In the entries below, count every line containing "lines". Return the number and nothing else.

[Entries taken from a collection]
[Start]
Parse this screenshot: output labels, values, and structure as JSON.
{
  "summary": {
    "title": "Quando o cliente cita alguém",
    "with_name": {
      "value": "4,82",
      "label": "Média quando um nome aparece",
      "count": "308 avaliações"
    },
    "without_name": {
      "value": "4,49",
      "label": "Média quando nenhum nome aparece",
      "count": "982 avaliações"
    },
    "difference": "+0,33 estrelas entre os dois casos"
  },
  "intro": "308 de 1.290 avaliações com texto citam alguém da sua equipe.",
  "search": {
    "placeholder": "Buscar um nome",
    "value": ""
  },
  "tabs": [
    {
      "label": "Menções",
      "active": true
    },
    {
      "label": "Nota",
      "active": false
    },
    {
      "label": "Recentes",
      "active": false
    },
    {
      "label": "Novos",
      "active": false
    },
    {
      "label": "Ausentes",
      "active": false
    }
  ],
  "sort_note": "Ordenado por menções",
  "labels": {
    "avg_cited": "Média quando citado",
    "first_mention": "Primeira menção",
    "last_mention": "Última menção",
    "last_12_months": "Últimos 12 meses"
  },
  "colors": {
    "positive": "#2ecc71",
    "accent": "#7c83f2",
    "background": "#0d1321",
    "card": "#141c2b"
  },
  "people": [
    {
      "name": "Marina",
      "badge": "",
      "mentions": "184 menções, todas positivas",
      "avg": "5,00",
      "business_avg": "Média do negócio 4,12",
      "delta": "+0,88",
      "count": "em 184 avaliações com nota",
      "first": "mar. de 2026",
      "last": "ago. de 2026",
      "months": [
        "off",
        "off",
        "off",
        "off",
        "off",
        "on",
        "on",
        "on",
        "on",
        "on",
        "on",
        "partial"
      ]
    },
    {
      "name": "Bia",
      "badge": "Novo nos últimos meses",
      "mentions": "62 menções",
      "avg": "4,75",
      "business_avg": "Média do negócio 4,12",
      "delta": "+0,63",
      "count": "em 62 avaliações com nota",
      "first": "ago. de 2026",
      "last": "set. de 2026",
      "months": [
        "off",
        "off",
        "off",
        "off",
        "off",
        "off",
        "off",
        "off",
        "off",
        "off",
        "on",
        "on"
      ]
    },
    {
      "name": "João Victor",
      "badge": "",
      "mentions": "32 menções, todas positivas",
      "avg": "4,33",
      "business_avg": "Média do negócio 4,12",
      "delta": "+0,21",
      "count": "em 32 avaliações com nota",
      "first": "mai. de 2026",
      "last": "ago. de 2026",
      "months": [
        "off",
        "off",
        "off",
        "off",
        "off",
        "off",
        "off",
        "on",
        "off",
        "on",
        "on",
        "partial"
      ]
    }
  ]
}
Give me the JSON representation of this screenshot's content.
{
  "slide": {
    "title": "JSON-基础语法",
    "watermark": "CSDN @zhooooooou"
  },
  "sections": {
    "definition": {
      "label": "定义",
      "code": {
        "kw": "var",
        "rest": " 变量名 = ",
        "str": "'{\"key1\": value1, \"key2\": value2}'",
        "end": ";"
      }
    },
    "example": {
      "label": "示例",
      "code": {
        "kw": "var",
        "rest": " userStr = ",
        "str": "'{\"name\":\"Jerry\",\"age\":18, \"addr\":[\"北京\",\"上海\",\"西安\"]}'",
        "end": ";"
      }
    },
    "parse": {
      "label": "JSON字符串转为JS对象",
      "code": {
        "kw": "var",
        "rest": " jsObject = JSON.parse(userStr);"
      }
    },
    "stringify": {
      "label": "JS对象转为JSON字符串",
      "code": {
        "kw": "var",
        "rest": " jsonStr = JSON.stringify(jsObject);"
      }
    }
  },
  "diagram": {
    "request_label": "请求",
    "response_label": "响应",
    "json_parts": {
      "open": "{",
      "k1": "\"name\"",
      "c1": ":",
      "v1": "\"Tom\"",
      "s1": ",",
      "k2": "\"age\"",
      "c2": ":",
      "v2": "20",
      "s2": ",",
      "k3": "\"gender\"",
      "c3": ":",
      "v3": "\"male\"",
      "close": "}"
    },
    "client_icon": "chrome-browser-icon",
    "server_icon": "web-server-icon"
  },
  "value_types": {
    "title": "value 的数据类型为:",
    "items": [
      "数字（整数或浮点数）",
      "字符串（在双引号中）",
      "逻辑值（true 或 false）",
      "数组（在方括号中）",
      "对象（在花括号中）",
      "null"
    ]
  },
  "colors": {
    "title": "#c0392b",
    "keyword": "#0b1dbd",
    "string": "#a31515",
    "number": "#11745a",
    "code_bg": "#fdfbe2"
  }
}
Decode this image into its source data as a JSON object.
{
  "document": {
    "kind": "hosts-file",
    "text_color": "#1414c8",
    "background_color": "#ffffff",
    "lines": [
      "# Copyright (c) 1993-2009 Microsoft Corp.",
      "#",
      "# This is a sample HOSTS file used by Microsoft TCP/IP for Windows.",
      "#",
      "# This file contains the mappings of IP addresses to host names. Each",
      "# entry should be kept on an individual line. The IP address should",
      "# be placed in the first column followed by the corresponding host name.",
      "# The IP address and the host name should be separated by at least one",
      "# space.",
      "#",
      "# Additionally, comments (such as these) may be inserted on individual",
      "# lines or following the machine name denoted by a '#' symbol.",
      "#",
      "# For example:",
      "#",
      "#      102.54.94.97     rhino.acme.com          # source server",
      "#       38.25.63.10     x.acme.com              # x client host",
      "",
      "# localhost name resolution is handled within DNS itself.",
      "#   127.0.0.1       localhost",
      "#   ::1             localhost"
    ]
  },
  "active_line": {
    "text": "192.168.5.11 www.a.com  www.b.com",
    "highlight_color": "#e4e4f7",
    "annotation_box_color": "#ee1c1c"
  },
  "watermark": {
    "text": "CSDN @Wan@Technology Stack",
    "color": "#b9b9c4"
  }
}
[End]
• _Output of the task_: 2